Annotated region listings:
((

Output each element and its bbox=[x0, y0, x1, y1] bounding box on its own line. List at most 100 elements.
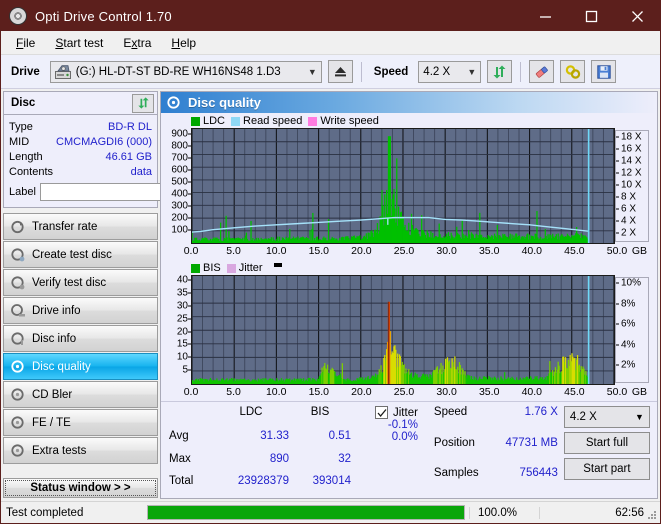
sidebar-item-transfer-rate[interactable]: Transfer rate bbox=[3, 213, 158, 240]
axis-tick-label: 0.0 bbox=[183, 245, 199, 257]
maximize-button[interactable] bbox=[568, 1, 614, 31]
nav-list: Transfer rate Create test disc Verify te… bbox=[3, 213, 158, 464]
disc-quality-icon bbox=[167, 95, 181, 110]
disc-label-row: Label bbox=[9, 181, 243, 202]
refresh-button[interactable] bbox=[487, 60, 513, 83]
disc-refresh-button[interactable] bbox=[132, 93, 154, 113]
axis-tick-label: 35.0 bbox=[478, 386, 500, 398]
sidebar-item-create-test-disc[interactable]: Create test disc bbox=[3, 241, 158, 268]
title-bar: Opti Drive Control 1.70 bbox=[1, 1, 660, 31]
stats-avg-bis: 0.51 bbox=[328, 429, 351, 442]
axis-tick-mark bbox=[616, 172, 619, 174]
axis-tick-mark bbox=[616, 148, 619, 150]
minimize-button[interactable] bbox=[522, 1, 568, 31]
stats-total-ldc: 23928379 bbox=[237, 475, 289, 488]
drive-label: Drive bbox=[11, 65, 40, 78]
menu-file[interactable]: FFileile bbox=[7, 33, 44, 53]
resize-grip-icon[interactable] bbox=[647, 510, 657, 520]
bis-plot-wrap: 5 10 15 20 25 30 35 40 2% 4% 6% 8% 10% bbox=[165, 275, 651, 385]
axis-tick-label: 100 bbox=[171, 224, 188, 236]
ldc-plot-wrap: 100 200 300 400 500 600 700 800 900 2 X4 X6 X8 X… bbox=[165, 128, 651, 244]
sidebar-item-verify-test-disc[interactable]: Verify test disc bbox=[3, 269, 158, 296]
sidebar-item-disc-quality[interactable]: Disc quality bbox=[3, 353, 158, 380]
menu-start-test[interactable]: Start test bbox=[46, 33, 112, 53]
axis-tick-label: 15 bbox=[176, 338, 188, 350]
app-body: Disc Type BD-R DL MID CMCMAGDI6 (000) Le… bbox=[1, 89, 660, 501]
legend-swatch-ldc bbox=[191, 116, 200, 126]
action-buttons: 4.2 X ▼ Start full Start part bbox=[563, 406, 650, 498]
bis-chart-block: BIS Jitter 5 10 15 20 25 30 35 40 2% 4% 6% 8% 10% 0 bbox=[161, 260, 657, 401]
axis-unit-label: GB bbox=[631, 245, 647, 257]
axis-tick-label: 45.0 bbox=[564, 386, 585, 398]
sidebar-item-label: CD Bler bbox=[32, 388, 73, 401]
drive-select[interactable]: (G:) HL-DT-ST BD-RE WH16NS48 1.D3 ▼ bbox=[49, 60, 322, 83]
axis-tick-label: 10% bbox=[621, 277, 642, 289]
toolbar: Drive (G:) HL-DT-ST BD-RE WH16NS48 1.D3 … bbox=[1, 55, 660, 89]
sidebar-item-extra-tests[interactable]: Extra tests bbox=[3, 437, 158, 464]
disc-drive-icon bbox=[11, 303, 25, 318]
settings-button[interactable] bbox=[560, 60, 586, 83]
sidebar-item-fe-te[interactable]: FE / TE bbox=[3, 409, 158, 436]
disc-contents-value: data bbox=[130, 165, 152, 178]
menu-help[interactable]: Help bbox=[162, 33, 205, 53]
eject-button[interactable] bbox=[327, 60, 353, 83]
ldc-chart-block: LDC Read speed Write speed 100 200 300 400 5… bbox=[161, 113, 657, 260]
close-button[interactable] bbox=[614, 1, 660, 31]
save-button[interactable] bbox=[591, 60, 617, 83]
axis-tick-label: 300 bbox=[171, 200, 188, 212]
sidebar-item-label: Verify test disc bbox=[32, 276, 107, 289]
app-disc-icon bbox=[9, 7, 27, 25]
erase-button[interactable] bbox=[529, 60, 555, 83]
jitter-column: Jitter -0.1% 0.0% bbox=[375, 406, 418, 498]
stats-corner bbox=[169, 406, 213, 430]
sidebar-item-disc-info[interactable]: Disc info bbox=[3, 325, 158, 352]
disc-mid-label: MID bbox=[9, 135, 30, 148]
bis-y-axis-left: 5 10 15 20 25 30 35 40 bbox=[165, 275, 191, 385]
sidebar-item-drive-info[interactable]: Drive info bbox=[3, 297, 158, 324]
test-speed-select[interactable]: 4.2 X ▼ bbox=[563, 406, 650, 428]
jitter-avg-value: -0.1% bbox=[387, 419, 418, 431]
jitter-toggle-row[interactable]: Jitter bbox=[375, 406, 418, 419]
ldc-y-axis-left: 100 200 300 400 500 600 700 800 900 bbox=[165, 128, 191, 244]
legend-item-ldc: LDC bbox=[191, 115, 225, 127]
ldc-plot bbox=[191, 128, 615, 244]
axis-tick-label: 5.0 bbox=[226, 386, 241, 398]
axis-tick-label: 15.0 bbox=[308, 245, 330, 257]
legend-item-bis: BIS bbox=[191, 262, 221, 274]
axis-tick-label: 35 bbox=[176, 287, 188, 299]
axis-tick-mark bbox=[616, 232, 619, 234]
axis-tick-label: 5.0 bbox=[226, 245, 241, 257]
bis-plot bbox=[191, 275, 615, 385]
axis-tick-label: 8 X bbox=[621, 191, 637, 203]
test-speed-value: 4.2 X bbox=[569, 411, 597, 423]
status-text: Test completed bbox=[6, 506, 84, 519]
legend-label-bis: BIS bbox=[203, 262, 221, 274]
legend-label-write-speed: Write speed bbox=[320, 115, 379, 127]
legend-label-read-speed: Read speed bbox=[243, 115, 303, 127]
axis-tick-label: 50.0 bbox=[606, 386, 628, 398]
start-full-button[interactable]: Start full bbox=[563, 432, 650, 454]
stats-total-bis: 393014 bbox=[312, 475, 351, 488]
stats-avg-ldc: 31.33 bbox=[260, 429, 289, 442]
disc-info-icon bbox=[11, 331, 25, 346]
axis-tick-label: 16 X bbox=[621, 143, 642, 155]
menu-extra[interactable]: Extra bbox=[114, 33, 160, 53]
sidebar-item-cd-bler[interactable]: CD Bler bbox=[3, 381, 158, 408]
start-part-button[interactable]: Start part bbox=[563, 458, 650, 480]
toolbar-separator bbox=[520, 61, 522, 82]
jitter-checkbox[interactable] bbox=[375, 406, 388, 419]
speed-select[interactable]: 4.2 X ▼ bbox=[418, 60, 482, 83]
stats-col-bis: BIS bbox=[310, 406, 330, 418]
axis-tick-mark bbox=[616, 282, 619, 284]
disc-row-contents: Contents data bbox=[9, 164, 152, 179]
disc-row-length: Length 46.61 GB bbox=[9, 149, 152, 164]
speed-result-value: 1.76 X bbox=[524, 406, 558, 418]
disc-row-type: Type BD-R DL bbox=[9, 119, 152, 134]
stats-col-ldc: LDC bbox=[239, 406, 263, 418]
samples-label: Samples bbox=[433, 467, 479, 480]
status-window-button[interactable]: Status window > > bbox=[3, 478, 158, 498]
disc-bler-icon bbox=[11, 387, 25, 402]
disc-quality-header: Disc quality bbox=[161, 92, 657, 113]
drive-value: (G:) HL-DT-ST BD-RE WH16NS48 1.D3 bbox=[75, 65, 281, 78]
disc-row-mid: MID CMCMAGDI6 (000) bbox=[9, 134, 152, 149]
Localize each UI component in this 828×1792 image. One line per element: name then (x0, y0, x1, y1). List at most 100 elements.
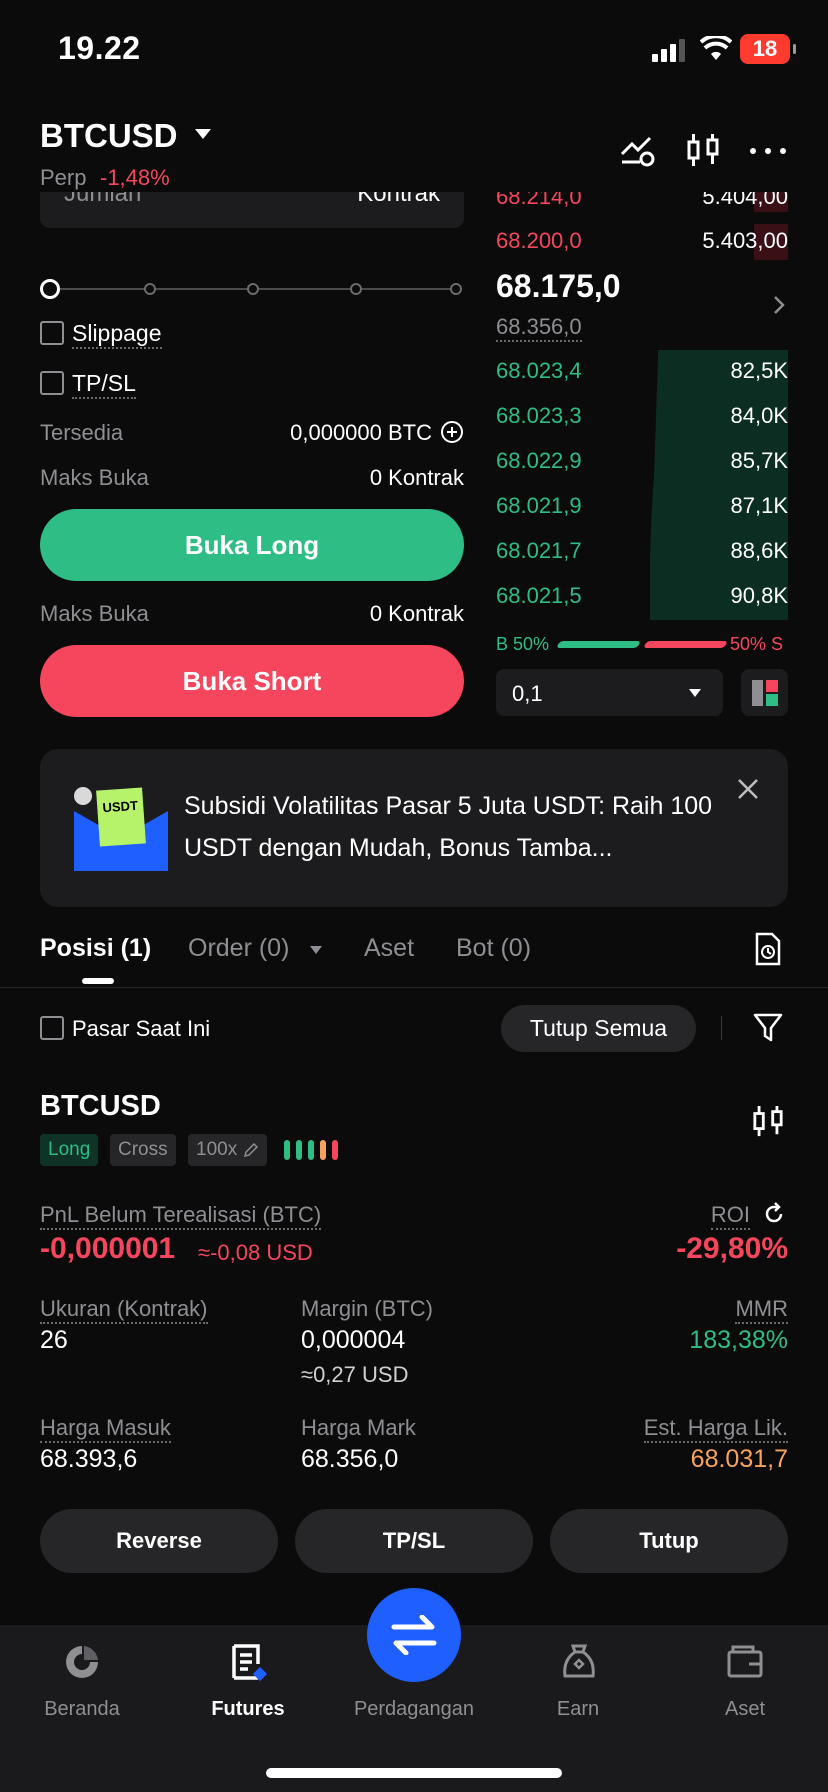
pnl-label: PnL Belum Terealisasi (BTC) (40, 1202, 322, 1230)
add-circle-icon[interactable] (440, 420, 464, 444)
bid-qty: 87,1K (730, 493, 789, 518)
tpsl-label[interactable]: TP/SL (72, 370, 136, 399)
sell-ratio-label: 50% S (730, 634, 784, 654)
battery-indicator: 18 (740, 34, 796, 64)
leverage-tag[interactable]: 100x (188, 1134, 268, 1166)
current-market-checkbox[interactable] (40, 1016, 64, 1040)
precision-select[interactable]: 0,1 (496, 669, 723, 716)
ask-row[interactable]: 68.214,0 5.404,00 (496, 192, 788, 212)
perp-label: Perp (40, 165, 87, 190)
layout-icon (752, 680, 778, 706)
earn-icon[interactable] (559, 1642, 599, 1682)
adl-indicator (284, 1140, 340, 1160)
nav-home[interactable]: Beranda (12, 1698, 152, 1721)
tab-orders[interactable]: Order (0) (188, 934, 289, 963)
roi-value: -29,80% (676, 1232, 788, 1265)
mark-price: 68.356,0 (496, 314, 582, 342)
close-position-button[interactable]: Tutup (550, 1509, 788, 1573)
close-all-button[interactable]: Tutup Semua (501, 1005, 696, 1052)
entry-value: 68.393,6 (40, 1445, 138, 1473)
pnl-value: -0,000001 (40, 1232, 176, 1265)
tab-positions[interactable]: Posisi (1) (40, 934, 151, 963)
chart-alert-icon[interactable] (620, 134, 656, 168)
amount-input[interactable]: Jumlah Kontrak (40, 192, 464, 228)
bid-price: 68.023,3 (496, 403, 582, 428)
envelope-icon: USDT (74, 787, 168, 871)
trade-button[interactable] (367, 1588, 461, 1682)
banner-badge: USDT (102, 797, 139, 816)
slippage-label[interactable]: Slippage (72, 320, 162, 349)
amount-unit: Kontrak (357, 192, 440, 207)
current-market-label[interactable]: Pasar Saat Ini (72, 1016, 210, 1042)
bid-qty: 84,0K (730, 403, 789, 428)
margin-label: Margin (BTC) (301, 1296, 434, 1321)
candlestick-icon[interactable] (686, 132, 720, 170)
reverse-button[interactable]: Reverse (40, 1509, 278, 1573)
home-indicator (266, 1768, 562, 1778)
share-icon[interactable] (762, 1202, 786, 1226)
pair-title[interactable]: BTCUSD (40, 117, 178, 155)
nav-trade[interactable]: Perdagangan (344, 1698, 484, 1721)
tpsl-checkbox[interactable] (40, 371, 64, 395)
slider-handle[interactable] (40, 279, 60, 299)
chevron-right-icon[interactable] (772, 294, 786, 316)
bid-row[interactable]: 68.021,7 88,6K (496, 536, 788, 572)
amount-slider[interactable] (40, 278, 464, 300)
available-label: Tersedia (40, 420, 124, 445)
caret-down-icon (689, 689, 701, 697)
bid-row[interactable]: 68.021,9 87,1K (496, 491, 788, 527)
margin-mode-tag: Cross (110, 1134, 176, 1166)
bid-price: 68.023,4 (496, 358, 582, 383)
liq-label: Est. Harga Lik. (560, 1415, 788, 1443)
close-icon[interactable] (736, 777, 760, 801)
caret-down-icon[interactable] (310, 946, 322, 954)
precision-value: 0,1 (512, 681, 543, 706)
edit-icon (244, 1142, 259, 1158)
position-symbol[interactable]: BTCUSD (40, 1090, 161, 1123)
bid-row[interactable]: 68.021,5 90,8K (496, 581, 788, 617)
open-short-button[interactable]: Buka Short (40, 645, 464, 717)
open-long-button[interactable]: Buka Long (40, 509, 464, 581)
margin-usd: ≈0,27 USD (301, 1362, 409, 1387)
ask-qty: 5.403,00 (702, 228, 788, 253)
bid-price: 68.021,5 (496, 583, 582, 608)
swap-icon (391, 1615, 437, 1655)
slippage-checkbox[interactable] (40, 321, 64, 345)
chart-icon[interactable] (752, 1104, 784, 1140)
mmr-label: MMR (640, 1296, 788, 1324)
margin-value: 0,000004 (301, 1326, 406, 1354)
bid-price: 68.022,9 (496, 448, 582, 473)
bid-qty: 90,8K (730, 583, 789, 608)
filter-icon[interactable] (752, 1012, 784, 1044)
chevron-down-icon[interactable] (195, 129, 211, 139)
size-label: Ukuran (Kontrak) (40, 1296, 208, 1324)
max-open-label: Maks Buka (40, 465, 149, 490)
tab-bots[interactable]: Bot (0) (456, 934, 531, 963)
bid-price: 68.021,9 (496, 493, 582, 518)
futures-icon[interactable] (228, 1642, 268, 1682)
tpsl-button[interactable]: TP/SL (295, 1509, 533, 1573)
bid-qty: 82,5K (730, 358, 789, 383)
home-icon[interactable] (62, 1642, 102, 1682)
tab-active-indicator (82, 978, 114, 984)
buy-sell-ratio-bar (555, 641, 729, 648)
mark-value: 68.356,0 (301, 1445, 399, 1473)
bid-row[interactable]: 68.023,4 82,5K (496, 356, 788, 392)
signal-icon (652, 39, 685, 62)
layout-toggle[interactable] (741, 669, 788, 716)
nav-futures[interactable]: Futures (178, 1698, 318, 1721)
bid-row[interactable]: 68.022,9 85,7K (496, 446, 788, 482)
more-icon[interactable] (748, 148, 788, 154)
max-open-short: 0 Kontrak (369, 601, 464, 626)
promo-banner[interactable]: USDT Subsidi Volatilitas Pasar 5 Juta US… (40, 749, 788, 907)
nav-earn[interactable]: Earn (508, 1698, 648, 1721)
last-price: 68.175,0 (496, 268, 621, 304)
pnl-usd: ≈-0,08 USD (198, 1240, 313, 1265)
wallet-icon[interactable] (725, 1642, 765, 1682)
ask-row[interactable]: 68.200,0 5.403,00 (496, 224, 788, 260)
tab-assets[interactable]: Aset (364, 934, 414, 963)
nav-assets[interactable]: Aset (675, 1698, 815, 1721)
history-icon[interactable] (754, 932, 782, 966)
bid-row[interactable]: 68.023,3 84,0K (496, 401, 788, 437)
size-value: 26 (40, 1326, 68, 1354)
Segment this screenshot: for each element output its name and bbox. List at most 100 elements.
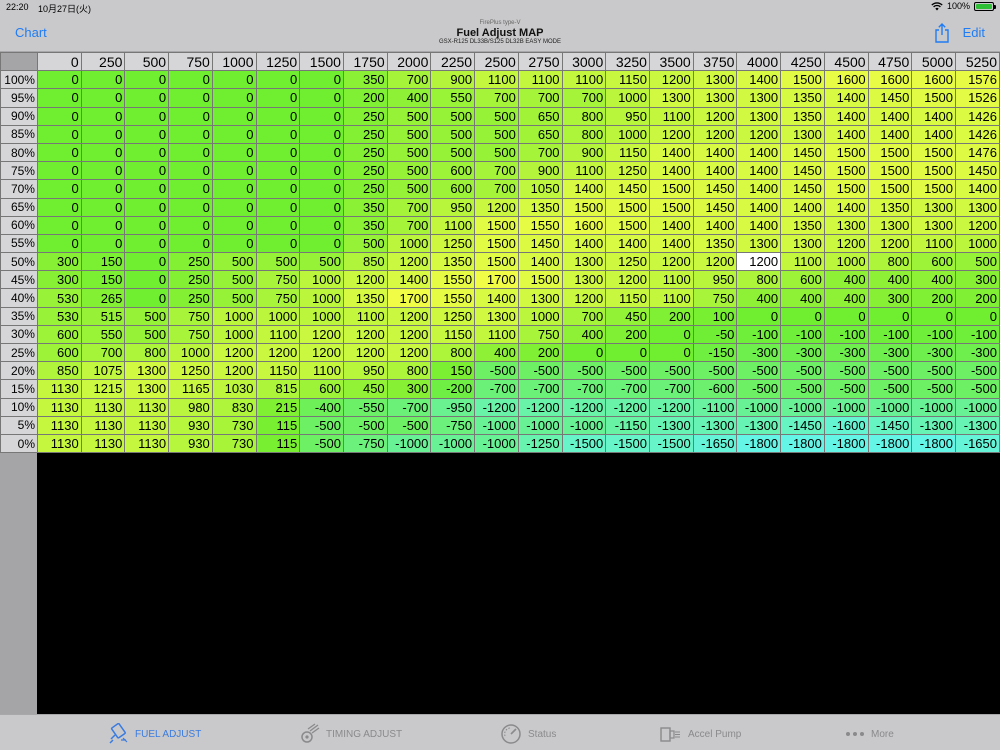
- map-cell[interactable]: 0: [36, 161, 82, 181]
- map-cell[interactable]: -100: [867, 324, 913, 345]
- map-cell[interactable]: -150: [692, 342, 738, 363]
- map-cell[interactable]: 1500: [823, 179, 869, 199]
- map-cell[interactable]: 1130: [80, 433, 126, 454]
- map-cell[interactable]: 1426: [955, 106, 1000, 126]
- map-cell[interactable]: 1100: [430, 215, 476, 235]
- map-cell[interactable]: 1130: [124, 433, 170, 454]
- map-cell[interactable]: 1000: [386, 233, 432, 254]
- map-cell[interactable]: 750: [692, 288, 738, 308]
- map-cell[interactable]: 950: [692, 270, 738, 290]
- map-cell[interactable]: 1400: [736, 142, 782, 163]
- map-cell[interactable]: 500: [124, 306, 170, 326]
- map-cell[interactable]: 1200: [648, 124, 694, 144]
- map-cell[interactable]: -500: [823, 361, 869, 381]
- map-cell[interactable]: 1400: [823, 197, 869, 217]
- map-cell[interactable]: 1130: [36, 379, 82, 399]
- map-cell[interactable]: 500: [430, 124, 476, 144]
- map-cell[interactable]: 0: [80, 106, 126, 126]
- map-cell[interactable]: 500: [386, 142, 432, 163]
- map-cell[interactable]: 1300: [867, 215, 913, 235]
- map-cell[interactable]: 115: [255, 433, 301, 454]
- map-cell[interactable]: 650: [517, 106, 563, 126]
- map-cell[interactable]: 1200: [386, 306, 432, 326]
- map-cell[interactable]: 1600: [867, 70, 913, 90]
- map-cell[interactable]: 0: [255, 215, 301, 235]
- map-cell[interactable]: 600: [780, 270, 825, 290]
- map-cell[interactable]: 0: [124, 124, 170, 144]
- map-cell[interactable]: 1500: [474, 233, 519, 254]
- map-cell[interactable]: 0: [299, 70, 344, 90]
- map-cell[interactable]: -100: [780, 324, 825, 345]
- map-cell[interactable]: -1800: [823, 433, 869, 454]
- map-cell[interactable]: 1100: [342, 306, 388, 326]
- map-cell[interactable]: 1200: [342, 270, 388, 290]
- map-cell[interactable]: 600: [36, 342, 82, 363]
- map-cell[interactable]: 0: [168, 142, 213, 163]
- map-cell[interactable]: -500: [386, 415, 432, 435]
- map-cell[interactable]: -700: [605, 379, 650, 399]
- map-cell[interactable]: 250: [342, 179, 388, 199]
- map-cell[interactable]: 1300: [692, 70, 738, 90]
- map-cell[interactable]: -1000: [561, 415, 607, 435]
- map-cell[interactable]: 0: [124, 252, 170, 272]
- map-cell[interactable]: 1300: [955, 197, 1000, 217]
- map-cell[interactable]: 1400: [911, 124, 957, 144]
- map-cell[interactable]: 0: [36, 179, 82, 199]
- map-cell[interactable]: 1426: [955, 124, 1000, 144]
- map-cell[interactable]: 1400: [692, 161, 738, 181]
- map-cell[interactable]: 0: [124, 215, 170, 235]
- map-cell[interactable]: 250: [342, 142, 388, 163]
- map-cell[interactable]: 1130: [124, 415, 170, 435]
- map-cell[interactable]: 0: [168, 197, 213, 217]
- map-cell[interactable]: 1500: [474, 252, 519, 272]
- map-cell[interactable]: 250: [342, 106, 388, 126]
- map-cell[interactable]: -300: [867, 342, 913, 363]
- map-cell[interactable]: 1350: [780, 215, 825, 235]
- map-cell[interactable]: 500: [386, 106, 432, 126]
- map-cell[interactable]: 0: [124, 88, 170, 108]
- map-cell[interactable]: 830: [211, 397, 257, 417]
- map-cell[interactable]: 1150: [430, 324, 476, 345]
- map-cell[interactable]: -500: [299, 433, 344, 454]
- map-cell[interactable]: 1400: [867, 124, 913, 144]
- map-cell[interactable]: 0: [124, 179, 170, 199]
- map-cell[interactable]: 1200: [605, 270, 650, 290]
- map-cell[interactable]: 550: [430, 88, 476, 108]
- map-cell[interactable]: -1800: [736, 433, 782, 454]
- map-cell[interactable]: 350: [342, 215, 388, 235]
- map-cell[interactable]: 500: [955, 252, 1000, 272]
- map-cell[interactable]: 1400: [955, 179, 1000, 199]
- map-cell[interactable]: 250: [168, 252, 213, 272]
- map-cell[interactable]: 1400: [648, 161, 694, 181]
- map-cell[interactable]: 700: [386, 215, 432, 235]
- map-cell[interactable]: 1200: [561, 288, 607, 308]
- map-cell[interactable]: -1000: [430, 433, 476, 454]
- map-cell[interactable]: 1600: [823, 70, 869, 90]
- map-cell[interactable]: 800: [736, 270, 782, 290]
- map-cell[interactable]: 0: [80, 70, 126, 90]
- map-cell[interactable]: 1200: [823, 233, 869, 254]
- map-cell[interactable]: 0: [211, 197, 257, 217]
- map-cell[interactable]: 500: [430, 142, 476, 163]
- map-cell[interactable]: 1350: [517, 197, 563, 217]
- map-cell[interactable]: 0: [124, 161, 170, 181]
- map-cell[interactable]: 1450: [780, 161, 825, 181]
- map-cell[interactable]: 700: [517, 88, 563, 108]
- map-cell[interactable]: 500: [430, 106, 476, 126]
- map-cell[interactable]: 1200: [255, 342, 301, 363]
- map-cell[interactable]: 450: [342, 379, 388, 399]
- map-cell[interactable]: -1500: [561, 433, 607, 454]
- map-cell[interactable]: 1400: [736, 70, 782, 90]
- map-cell[interactable]: 150: [80, 270, 126, 290]
- map-cell[interactable]: -1650: [955, 433, 1000, 454]
- map-cell[interactable]: 700: [474, 179, 519, 199]
- map-cell[interactable]: 1300: [823, 215, 869, 235]
- map-cell[interactable]: 0: [211, 142, 257, 163]
- map-cell[interactable]: 1100: [911, 233, 957, 254]
- map-cell[interactable]: -1800: [911, 433, 957, 454]
- map-cell[interactable]: -1300: [648, 415, 694, 435]
- map-cell[interactable]: 950: [430, 197, 476, 217]
- map-cell[interactable]: 1400: [736, 179, 782, 199]
- map-cell[interactable]: 1200: [736, 252, 782, 272]
- map-cell[interactable]: 1500: [911, 179, 957, 199]
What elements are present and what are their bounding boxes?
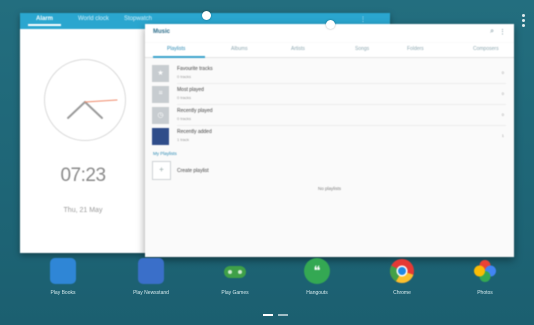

))

Short task: Can you repeat the rows above word for word, starting at the line that contains "- map-cell[interactable]: 0: [36, 161, 82, 181]" and ending at the line that contains "- map-cell[interactable]: 1130: [80, 433, 126, 454]", both included?

Full solution:
- map-cell[interactable]: 0: [36, 161, 82, 181]
- map-cell[interactable]: -100: [867, 324, 913, 345]
- map-cell[interactable]: -150: [692, 342, 738, 363]
- map-cell[interactable]: 1500: [823, 179, 869, 199]
- map-cell[interactable]: 1130: [80, 433, 126, 454]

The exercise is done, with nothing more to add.